[start of Source material]

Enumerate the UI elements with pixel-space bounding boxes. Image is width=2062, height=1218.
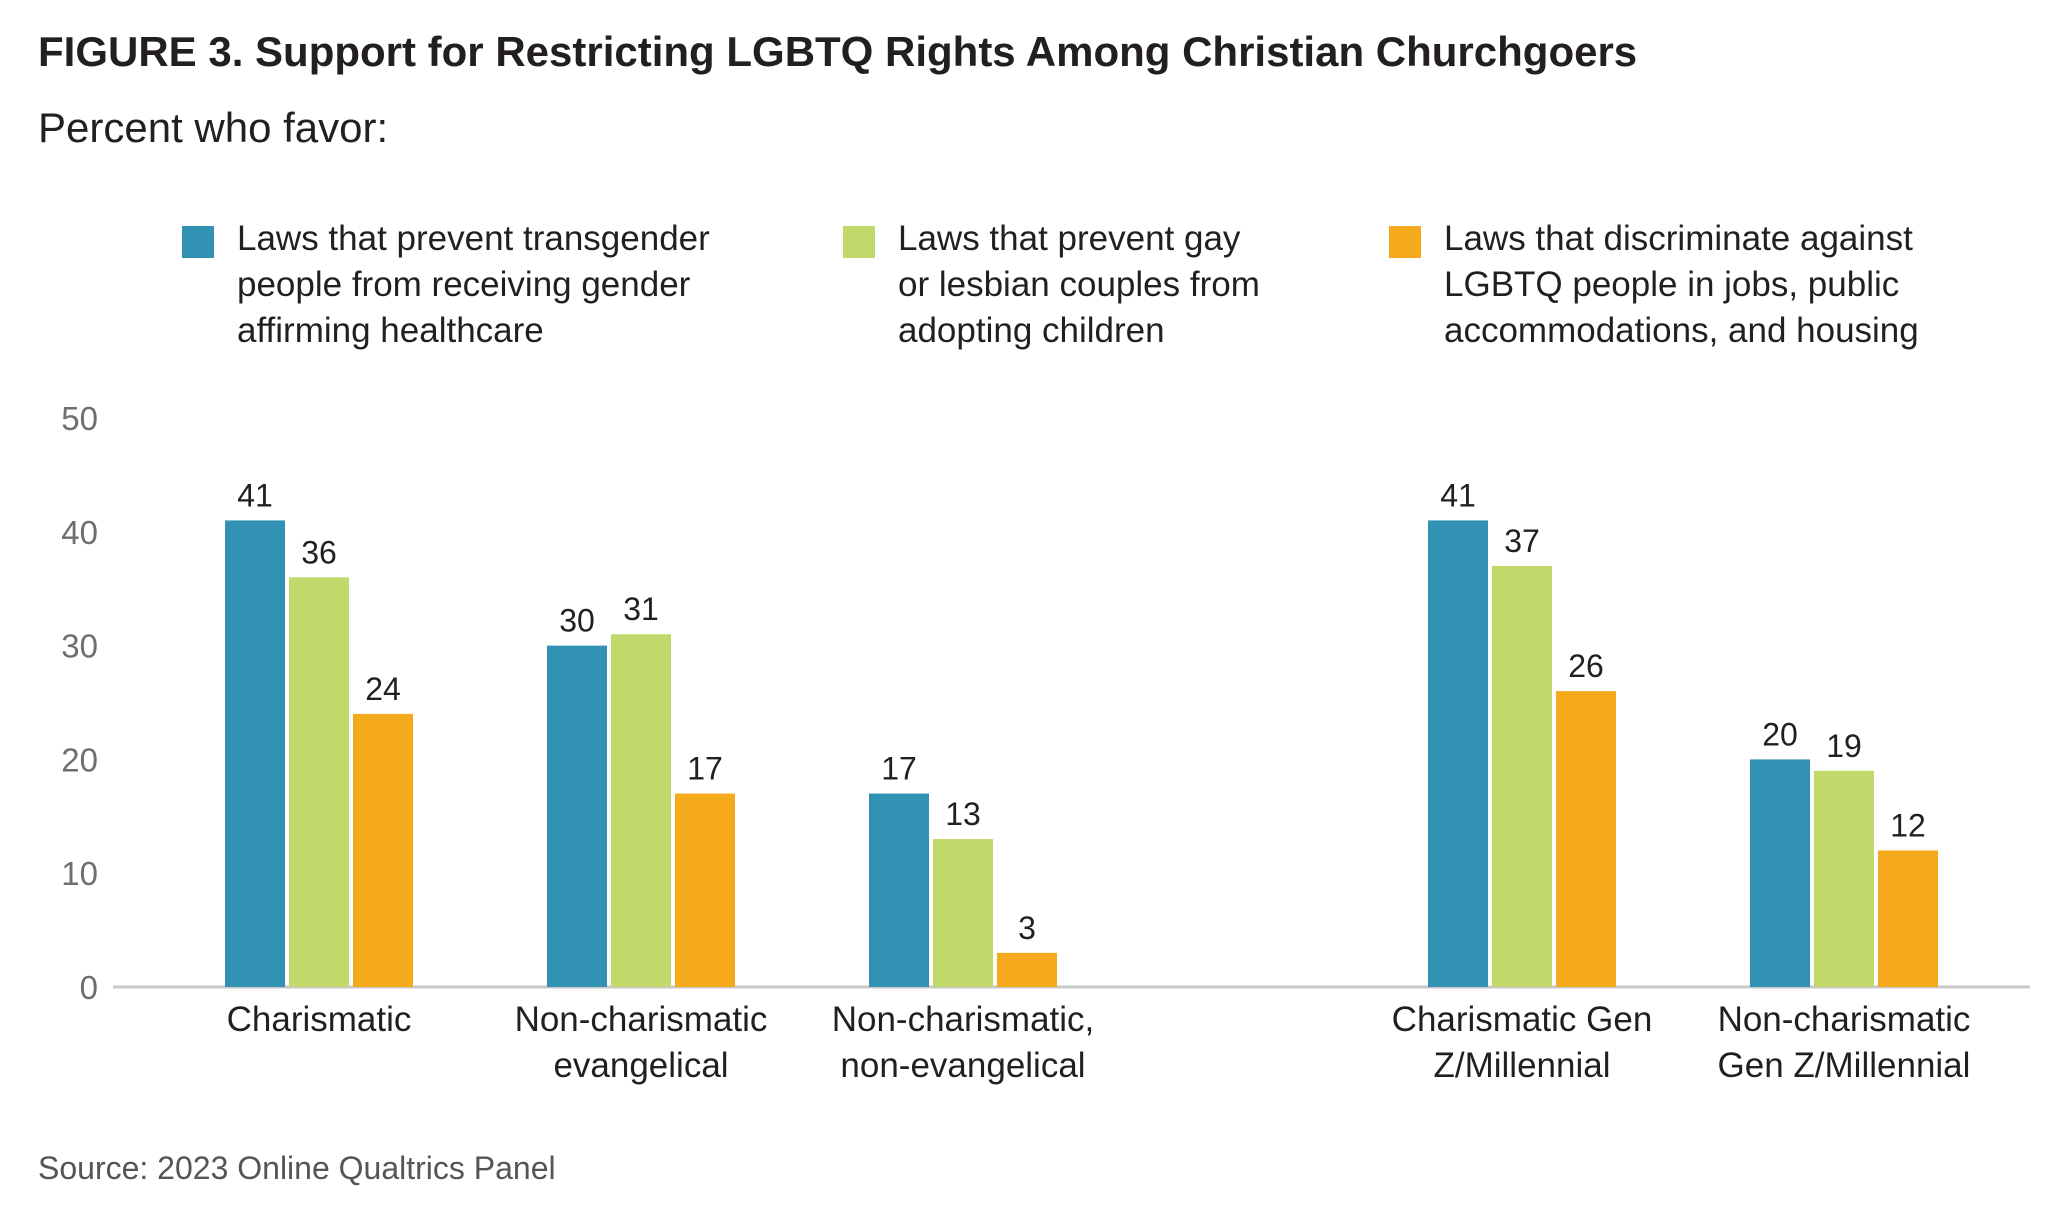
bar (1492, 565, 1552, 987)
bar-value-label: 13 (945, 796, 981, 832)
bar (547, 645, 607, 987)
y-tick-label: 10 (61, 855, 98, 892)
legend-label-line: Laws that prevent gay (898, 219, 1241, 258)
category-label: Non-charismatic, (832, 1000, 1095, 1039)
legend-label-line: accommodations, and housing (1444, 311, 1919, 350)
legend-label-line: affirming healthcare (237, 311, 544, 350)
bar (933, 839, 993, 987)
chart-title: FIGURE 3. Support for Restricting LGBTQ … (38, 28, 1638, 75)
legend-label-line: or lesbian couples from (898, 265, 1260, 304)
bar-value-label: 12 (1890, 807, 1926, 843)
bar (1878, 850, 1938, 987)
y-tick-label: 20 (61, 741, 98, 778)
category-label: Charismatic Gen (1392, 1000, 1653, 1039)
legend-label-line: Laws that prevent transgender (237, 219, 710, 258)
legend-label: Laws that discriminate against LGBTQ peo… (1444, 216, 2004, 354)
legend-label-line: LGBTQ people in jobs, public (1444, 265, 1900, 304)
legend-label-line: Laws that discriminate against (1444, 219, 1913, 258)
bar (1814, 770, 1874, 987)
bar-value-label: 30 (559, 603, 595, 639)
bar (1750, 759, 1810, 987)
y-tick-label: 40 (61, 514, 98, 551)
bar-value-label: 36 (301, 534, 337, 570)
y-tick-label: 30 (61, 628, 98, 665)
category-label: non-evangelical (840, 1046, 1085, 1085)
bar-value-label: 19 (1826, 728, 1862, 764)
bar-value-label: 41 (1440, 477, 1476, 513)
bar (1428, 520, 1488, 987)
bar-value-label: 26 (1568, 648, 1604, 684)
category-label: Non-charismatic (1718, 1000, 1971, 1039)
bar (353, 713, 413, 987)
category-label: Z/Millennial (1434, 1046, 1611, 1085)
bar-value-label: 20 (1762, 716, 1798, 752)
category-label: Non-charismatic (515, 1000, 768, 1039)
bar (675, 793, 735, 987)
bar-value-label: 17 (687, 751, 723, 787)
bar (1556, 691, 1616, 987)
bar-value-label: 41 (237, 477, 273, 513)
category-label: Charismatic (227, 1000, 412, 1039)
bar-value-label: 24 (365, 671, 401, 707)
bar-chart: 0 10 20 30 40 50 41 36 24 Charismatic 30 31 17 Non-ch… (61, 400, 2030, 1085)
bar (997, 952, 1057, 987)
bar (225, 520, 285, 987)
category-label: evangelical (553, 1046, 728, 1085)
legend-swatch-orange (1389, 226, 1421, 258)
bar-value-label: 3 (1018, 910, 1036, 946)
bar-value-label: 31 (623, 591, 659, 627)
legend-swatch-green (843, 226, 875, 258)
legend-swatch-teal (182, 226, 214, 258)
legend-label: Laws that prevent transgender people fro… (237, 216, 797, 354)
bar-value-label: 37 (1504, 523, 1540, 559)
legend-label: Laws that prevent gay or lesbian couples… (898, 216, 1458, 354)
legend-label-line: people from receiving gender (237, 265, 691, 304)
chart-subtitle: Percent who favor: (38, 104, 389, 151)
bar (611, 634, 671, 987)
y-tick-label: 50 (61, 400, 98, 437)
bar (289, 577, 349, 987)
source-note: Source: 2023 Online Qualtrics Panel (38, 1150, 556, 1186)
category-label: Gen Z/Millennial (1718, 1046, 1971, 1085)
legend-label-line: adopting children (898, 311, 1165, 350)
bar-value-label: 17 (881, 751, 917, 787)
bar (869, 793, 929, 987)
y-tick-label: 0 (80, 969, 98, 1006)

[end of Source material]

* Task objective
Copy the lines of the records above word for word, starting at the line that contains "bar (1492, 565, 1552, 987)" and ending at the line that contains "legend-label-line: Laws that prevent transgender".

* Exercise answer
bar (1492, 565, 1552, 987)
bar-value-label: 13 (945, 796, 981, 832)
bar (547, 645, 607, 987)
y-tick-label: 10 (61, 855, 98, 892)
legend-label-line: Laws that prevent gay (898, 219, 1241, 258)
category-label: Non-charismatic, (832, 1000, 1095, 1039)
legend-label-line: accommodations, and housing (1444, 311, 1919, 350)
legend-label-line: affirming healthcare (237, 311, 544, 350)
bar (933, 839, 993, 987)
chart-title: FIGURE 3. Support for Restricting LGBTQ … (38, 28, 1638, 75)
legend-label-line: or lesbian couples from (898, 265, 1260, 304)
bar-value-label: 12 (1890, 807, 1926, 843)
bar (1878, 850, 1938, 987)
y-tick-label: 20 (61, 741, 98, 778)
category-label: Charismatic Gen (1392, 1000, 1653, 1039)
legend-label-line: Laws that prevent transgender (237, 219, 710, 258)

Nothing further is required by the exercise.